GIVEN REQUEST: Each line below should be quoted exactly, please.

ENTRIES SUPPLIED:
· · · · ·

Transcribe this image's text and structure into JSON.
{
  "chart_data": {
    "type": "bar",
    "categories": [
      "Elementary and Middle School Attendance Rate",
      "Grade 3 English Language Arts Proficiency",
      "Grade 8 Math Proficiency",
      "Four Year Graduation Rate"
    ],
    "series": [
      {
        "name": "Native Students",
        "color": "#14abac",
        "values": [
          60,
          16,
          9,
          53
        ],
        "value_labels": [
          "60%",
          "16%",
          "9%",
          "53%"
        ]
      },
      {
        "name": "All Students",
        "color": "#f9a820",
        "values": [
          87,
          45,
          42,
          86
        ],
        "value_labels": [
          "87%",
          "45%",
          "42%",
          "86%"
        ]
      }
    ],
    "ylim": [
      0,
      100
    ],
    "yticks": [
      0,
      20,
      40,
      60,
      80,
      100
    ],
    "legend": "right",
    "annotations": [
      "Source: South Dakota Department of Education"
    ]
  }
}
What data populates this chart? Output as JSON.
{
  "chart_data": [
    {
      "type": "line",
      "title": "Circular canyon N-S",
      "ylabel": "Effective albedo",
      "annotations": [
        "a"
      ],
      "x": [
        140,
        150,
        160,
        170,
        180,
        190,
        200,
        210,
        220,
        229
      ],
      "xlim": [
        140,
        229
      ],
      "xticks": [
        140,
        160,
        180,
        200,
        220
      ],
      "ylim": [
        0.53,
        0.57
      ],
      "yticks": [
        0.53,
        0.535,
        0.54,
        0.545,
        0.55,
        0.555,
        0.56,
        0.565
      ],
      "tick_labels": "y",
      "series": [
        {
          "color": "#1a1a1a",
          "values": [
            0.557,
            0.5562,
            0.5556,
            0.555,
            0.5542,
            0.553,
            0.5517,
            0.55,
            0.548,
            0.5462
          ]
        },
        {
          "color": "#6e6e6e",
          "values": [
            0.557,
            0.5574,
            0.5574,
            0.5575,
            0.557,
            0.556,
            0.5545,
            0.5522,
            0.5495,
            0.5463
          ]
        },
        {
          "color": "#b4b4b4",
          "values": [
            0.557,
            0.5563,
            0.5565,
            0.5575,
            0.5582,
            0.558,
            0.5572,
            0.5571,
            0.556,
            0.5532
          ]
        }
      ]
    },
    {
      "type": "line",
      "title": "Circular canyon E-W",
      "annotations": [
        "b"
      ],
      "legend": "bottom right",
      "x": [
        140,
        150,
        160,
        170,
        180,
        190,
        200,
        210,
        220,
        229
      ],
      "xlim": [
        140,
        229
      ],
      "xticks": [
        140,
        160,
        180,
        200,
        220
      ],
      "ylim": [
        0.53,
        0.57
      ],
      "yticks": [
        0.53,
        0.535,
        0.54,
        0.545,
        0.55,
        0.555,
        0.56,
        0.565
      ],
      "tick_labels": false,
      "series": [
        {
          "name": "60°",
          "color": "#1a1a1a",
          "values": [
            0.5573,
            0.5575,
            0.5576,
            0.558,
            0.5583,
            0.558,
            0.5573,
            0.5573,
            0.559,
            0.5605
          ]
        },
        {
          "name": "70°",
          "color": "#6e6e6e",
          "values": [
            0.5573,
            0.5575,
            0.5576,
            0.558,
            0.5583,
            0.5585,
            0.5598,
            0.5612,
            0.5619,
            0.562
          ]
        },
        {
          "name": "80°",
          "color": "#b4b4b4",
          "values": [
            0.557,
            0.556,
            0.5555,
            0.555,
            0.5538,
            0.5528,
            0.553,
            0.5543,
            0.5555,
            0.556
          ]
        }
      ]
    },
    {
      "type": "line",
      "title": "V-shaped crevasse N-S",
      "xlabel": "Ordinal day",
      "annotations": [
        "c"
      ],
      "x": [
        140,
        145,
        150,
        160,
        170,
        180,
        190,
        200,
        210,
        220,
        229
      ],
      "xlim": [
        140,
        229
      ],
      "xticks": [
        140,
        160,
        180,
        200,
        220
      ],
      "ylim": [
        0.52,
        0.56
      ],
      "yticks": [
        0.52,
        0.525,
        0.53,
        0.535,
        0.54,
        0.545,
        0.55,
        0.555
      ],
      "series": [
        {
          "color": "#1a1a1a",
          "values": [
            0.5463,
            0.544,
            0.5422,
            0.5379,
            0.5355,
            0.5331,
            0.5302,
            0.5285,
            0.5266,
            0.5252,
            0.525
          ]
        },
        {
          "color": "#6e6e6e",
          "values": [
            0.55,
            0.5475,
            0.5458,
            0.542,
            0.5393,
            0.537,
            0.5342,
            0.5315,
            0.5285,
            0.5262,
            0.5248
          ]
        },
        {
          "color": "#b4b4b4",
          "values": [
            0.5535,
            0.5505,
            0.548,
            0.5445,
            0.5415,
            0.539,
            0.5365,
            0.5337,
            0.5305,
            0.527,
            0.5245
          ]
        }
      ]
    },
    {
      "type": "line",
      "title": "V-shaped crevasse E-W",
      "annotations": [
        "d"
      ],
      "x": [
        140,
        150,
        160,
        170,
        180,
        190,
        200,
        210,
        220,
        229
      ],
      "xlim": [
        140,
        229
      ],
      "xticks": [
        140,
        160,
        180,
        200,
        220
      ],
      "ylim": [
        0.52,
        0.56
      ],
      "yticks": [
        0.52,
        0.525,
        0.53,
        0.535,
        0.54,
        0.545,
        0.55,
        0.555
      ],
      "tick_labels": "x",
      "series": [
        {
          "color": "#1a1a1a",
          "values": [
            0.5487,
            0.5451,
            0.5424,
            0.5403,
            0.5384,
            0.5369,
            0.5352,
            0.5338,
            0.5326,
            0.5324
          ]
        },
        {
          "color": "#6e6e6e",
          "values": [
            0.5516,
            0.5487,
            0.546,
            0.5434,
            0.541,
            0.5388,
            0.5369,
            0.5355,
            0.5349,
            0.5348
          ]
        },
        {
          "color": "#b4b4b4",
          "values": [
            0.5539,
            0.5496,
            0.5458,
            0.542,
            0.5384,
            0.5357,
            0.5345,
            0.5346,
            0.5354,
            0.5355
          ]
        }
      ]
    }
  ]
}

· · · · ·

FULL OUTPUT:
Transcribe this image's text and structure into JSON.
{
  "chart_data": {
    "type": "bar",
    "categories": [
      "Elementary and Middle School Attendance Rate",
      "Grade 3 English Language Arts Proficiency",
      "Grade 8 Math Proficiency",
      "Four Year Graduation Rate"
    ],
    "series": [
      {
        "name": "Native Students",
        "color": "#14abac",
        "values": [
          60,
          16,
          9,
          53
        ],
        "value_labels": [
          "60%",
          "16%",
          "9%",
          "53%"
        ]
      },
      {
        "name": "All Students",
        "color": "#f9a820",
        "values": [
          87,
          45,
          42,
          86
        ],
        "value_labels": [
          "87%",
          "45%",
          "42%",
          "86%"
        ]
      }
    ],
    "ylim": [
      0,
      100
    ],
    "yticks": [
      0,
      20,
      40,
      60,
      80,
      100
    ],
    "legend": "right",
    "annotations": [
      "Source: South Dakota Department of Education"
    ]
  }
}
What data populates this chart? Output as JSON.
{
  "chart_data": [
    {
      "type": "line",
      "title": "Circular canyon N-S",
      "ylabel": "Effective albedo",
      "annotations": [
        "a"
      ],
      "x": [
        140,
        150,
        160,
        170,
        180,
        190,
        200,
        210,
        220,
        229
      ],
      "xlim": [
        140,
        229
      ],
      "xticks": [
        140,
        160,
        180,
        200,
        220
      ],
      "ylim": [
        0.53,
        0.57
      ],
      "yticks": [
        0.53,
        0.535,
        0.54,
        0.545,
        0.55,
        0.555,
        0.56,
        0.565
      ],
      "tick_labels": "y",
      "series": [
        {
          "color": "#1a1a1a",
          "values": [
            0.557,
            0.5562,
            0.5556,
            0.555,
            0.5542,
            0.553,
            0.5517,
            0.55,
            0.548,
            0.5462
          ]
        },
        {
          "color": "#6e6e6e",
          "values": [
            0.557,
            0.5574,
            0.5574,
            0.5575,
            0.557,
            0.556,
            0.5545,
            0.5522,
            0.5495,
            0.5463
          ]
        },
        {
          "color": "#b4b4b4",
          "values": [
            0.557,
            0.5563,
            0.5565,
            0.5575,
            0.5582,
            0.558,
            0.5572,
            0.5571,
            0.556,
            0.5532
          ]
        }
      ]
    },
    {
      "type": "line",
      "title": "Circular canyon E-W",
      "annotations": [
        "b"
      ],
      "legend": "bottom right",
      "x": [
        140,
        150,
        160,
        170,
        180,
        190,
        200,
        210,
        220,
        229
      ],
      "xlim": [
        140,
        229
      ],
      "xticks": [
        140,
        160,
        180,
        200,
        220
      ],
      "ylim": [
        0.53,
        0.57
      ],
      "yticks": [
        0.53,
        0.535,
        0.54,
        0.545,
        0.55,
        0.555,
        0.56,
        0.565
      ],
      "tick_labels": false,
      "series": [
        {
          "name": "60°",
          "color": "#1a1a1a",
          "values": [
            0.5573,
            0.5575,
            0.5576,
            0.558,
            0.5583,
            0.558,
            0.5573,
            0.5573,
            0.559,
            0.5605
          ]
        },
        {
          "name": "70°",
          "color": "#6e6e6e",
          "values": [
            0.5573,
            0.5575,
            0.5576,
            0.558,
            0.5583,
            0.5585,
            0.5598,
            0.5612,
            0.5619,
            0.562
          ]
        },
        {
          "name": "80°",
          "color": "#b4b4b4",
          "values": [
            0.557,
            0.556,
            0.5555,
            0.555,
            0.5538,
            0.5528,
            0.553,
            0.5543,
            0.5555,
            0.556
          ]
        }
      ]
    },
    {
      "type": "line",
      "title": "V-shaped crevasse N-S",
      "xlabel": "Ordinal day",
      "annotations": [
        "c"
      ],
      "x": [
        140,
        145,
        150,
        160,
        170,
        180,
        190,
        200,
        210,
        220,
        229
      ],
      "xlim": [
        140,
        229
      ],
      "xticks": [
        140,
        160,
        180,
        200,
        220
      ],
      "ylim": [
        0.52,
        0.56
      ],
      "yticks": [
        0.52,
        0.525,
        0.53,
        0.535,
        0.54,
        0.545,
        0.55,
        0.555
      ],
      "series": [
        {
          "color": "#1a1a1a",
          "values": [
            0.5463,
            0.544,
            0.5422,
            0.5379,
            0.5355,
            0.5331,
            0.5302,
            0.5285,
            0.5266,
            0.5252,
            0.525
          ]
        },
        {
          "color": "#6e6e6e",
          "values": [
            0.55,
            0.5475,
            0.5458,
            0.542,
            0.5393,
            0.537,
            0.5342,
            0.5315,
            0.5285,
            0.5262,
            0.5248
          ]
        },
        {
          "color": "#b4b4b4",
          "values": [
            0.5535,
            0.5505,
            0.548,
            0.5445,
            0.5415,
            0.539,
            0.5365,
            0.5337,
            0.5305,
            0.527,
            0.5245
          ]
        }
      ]
    },
    {
      "type": "line",
      "title": "V-shaped crevasse E-W",
      "annotations": [
        "d"
      ],
      "x": [
        140,
        150,
        160,
        170,
        180,
        190,
        200,
        210,
        220,
        229
      ],
      "xlim": [
        140,
        229
      ],
      "xticks": [
        140,
        160,
        180,
        200,
        220
      ],
      "ylim": [
        0.52,
        0.56
      ],
      "yticks": [
        0.52,
        0.525,
        0.53,
        0.535,
        0.54,
        0.545,
        0.55,
        0.555
      ],
      "tick_labels": "x",
      "series": [
        {
          "color": "#1a1a1a",
          "values": [
            0.5487,
            0.5451,
            0.5424,
            0.5403,
            0.5384,
            0.5369,
            0.5352,
            0.5338,
            0.5326,
            0.5324
          ]
        },
        {
          "color": "#6e6e6e",
          "values": [
            0.5516,
            0.5487,
            0.546,
            0.5434,
            0.541,
            0.5388,
            0.5369,
            0.5355,
            0.5349,
            0.5348
          ]
        },
        {
          "color": "#b4b4b4",
          "values": [
            0.5539,
            0.5496,
            0.5458,
            0.542,
            0.5384,
            0.5357,
            0.5345,
            0.5346,
            0.5354,
            0.5355
          ]
        }
      ]
    }
  ]
}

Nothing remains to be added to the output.